** start of Extracted material **

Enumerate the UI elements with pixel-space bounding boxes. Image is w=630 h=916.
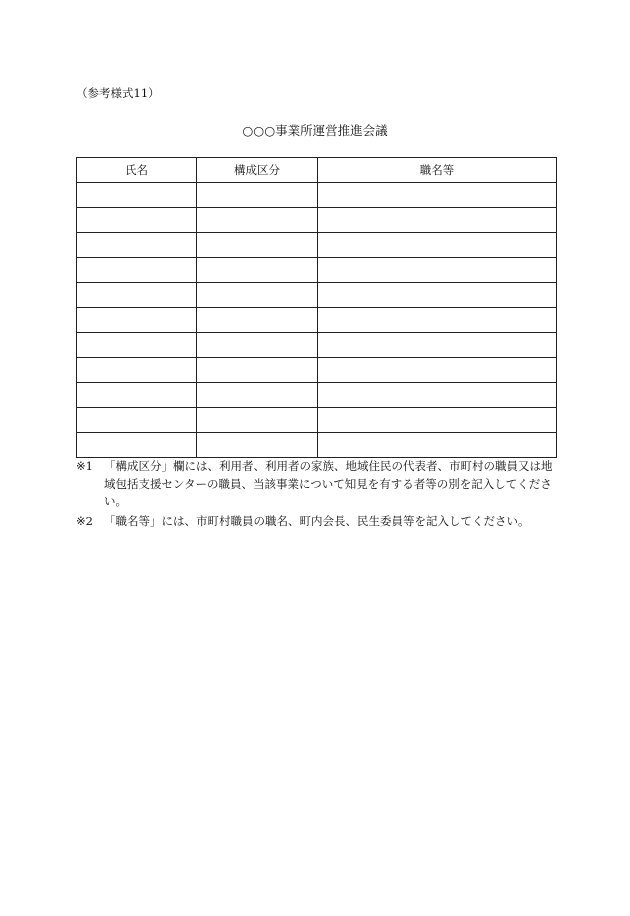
cell-position[interactable] bbox=[318, 383, 557, 408]
cell-name[interactable] bbox=[77, 183, 197, 208]
table-row bbox=[77, 233, 557, 258]
note-2 bbox=[76, 513, 560, 531]
table-row bbox=[77, 383, 557, 408]
cell-category[interactable] bbox=[197, 208, 318, 233]
table-header-row bbox=[77, 158, 557, 183]
header-position: 職名等 bbox=[318, 158, 557, 183]
cell-name[interactable] bbox=[77, 383, 197, 408]
table-row bbox=[77, 408, 557, 433]
cell-name[interactable] bbox=[77, 283, 197, 308]
table-row bbox=[77, 333, 557, 358]
cell-category[interactable] bbox=[197, 233, 318, 258]
note-text: 「職名等」には、市町村職員の職名、町内会長、民生委員等を記入してください。 bbox=[104, 513, 530, 528]
cell-position[interactable] bbox=[318, 208, 557, 233]
cell-name[interactable] bbox=[77, 258, 197, 283]
cell-name[interactable] bbox=[77, 333, 197, 358]
cell-category[interactable] bbox=[197, 283, 318, 308]
cell-name[interactable] bbox=[77, 408, 197, 433]
table-row bbox=[77, 283, 557, 308]
document-title: ○○○事業所運営推進会議 bbox=[242, 123, 388, 138]
note-1 bbox=[76, 458, 560, 511]
table-row bbox=[77, 308, 557, 333]
cell-name[interactable] bbox=[77, 233, 197, 258]
cell-category[interactable] bbox=[197, 408, 318, 433]
form-label: （参考様式11） bbox=[76, 86, 160, 100]
cell-position[interactable] bbox=[318, 308, 557, 333]
cell-name[interactable] bbox=[77, 308, 197, 333]
cell-category[interactable] bbox=[197, 383, 318, 408]
table-row bbox=[77, 183, 557, 208]
table-row bbox=[77, 358, 557, 383]
cell-position[interactable] bbox=[318, 433, 557, 458]
cell-position[interactable] bbox=[318, 333, 557, 358]
cell-name[interactable] bbox=[77, 358, 197, 383]
cell-position[interactable] bbox=[318, 258, 557, 283]
cell-category[interactable] bbox=[197, 183, 318, 208]
note-text: 「構成区分」欄には、利用者、利用者の家族、地域住民の代表者、市町村の職員又は地域包括支援センターの職員、当該事業について知見を有する者等の別を記入してください。 bbox=[104, 459, 553, 508]
note-mark: ※2 bbox=[76, 513, 93, 528]
cell-category[interactable] bbox=[197, 433, 318, 458]
cell-category[interactable] bbox=[197, 258, 318, 283]
cell-position[interactable] bbox=[318, 183, 557, 208]
cell-name[interactable] bbox=[77, 208, 197, 233]
cell-category[interactable] bbox=[197, 308, 318, 333]
cell-position[interactable] bbox=[318, 233, 557, 258]
cell-category[interactable] bbox=[197, 333, 318, 358]
members-table bbox=[76, 157, 557, 458]
cell-position[interactable] bbox=[318, 408, 557, 433]
table-row bbox=[77, 258, 557, 283]
table-row bbox=[77, 208, 557, 233]
header-category: 構成区分 bbox=[197, 158, 318, 183]
notes-section bbox=[76, 458, 560, 532]
cell-position[interactable] bbox=[318, 283, 557, 308]
note-mark: ※1 bbox=[76, 459, 93, 473]
cell-position[interactable] bbox=[318, 358, 557, 383]
table-row bbox=[77, 433, 557, 458]
cell-name[interactable] bbox=[77, 433, 197, 458]
header-name: 氏名 bbox=[77, 158, 197, 183]
cell-category[interactable] bbox=[197, 358, 318, 383]
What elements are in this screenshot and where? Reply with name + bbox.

** end of Extracted material **

> **Written request**:
Print the lines of the material exactly as they appear, starting with the line that contains "cell-position[interactable] bbox=[318, 383, 557, 408]" and going on through the line that contains "cell-category[interactable] bbox=[197, 208, 318, 233]", both included.

> **Finished answer**:
cell-position[interactable] bbox=[318, 383, 557, 408]
cell-name[interactable] bbox=[77, 183, 197, 208]
table-row bbox=[77, 233, 557, 258]
note-2 bbox=[76, 513, 560, 531]
table-row bbox=[77, 383, 557, 408]
cell-category[interactable] bbox=[197, 208, 318, 233]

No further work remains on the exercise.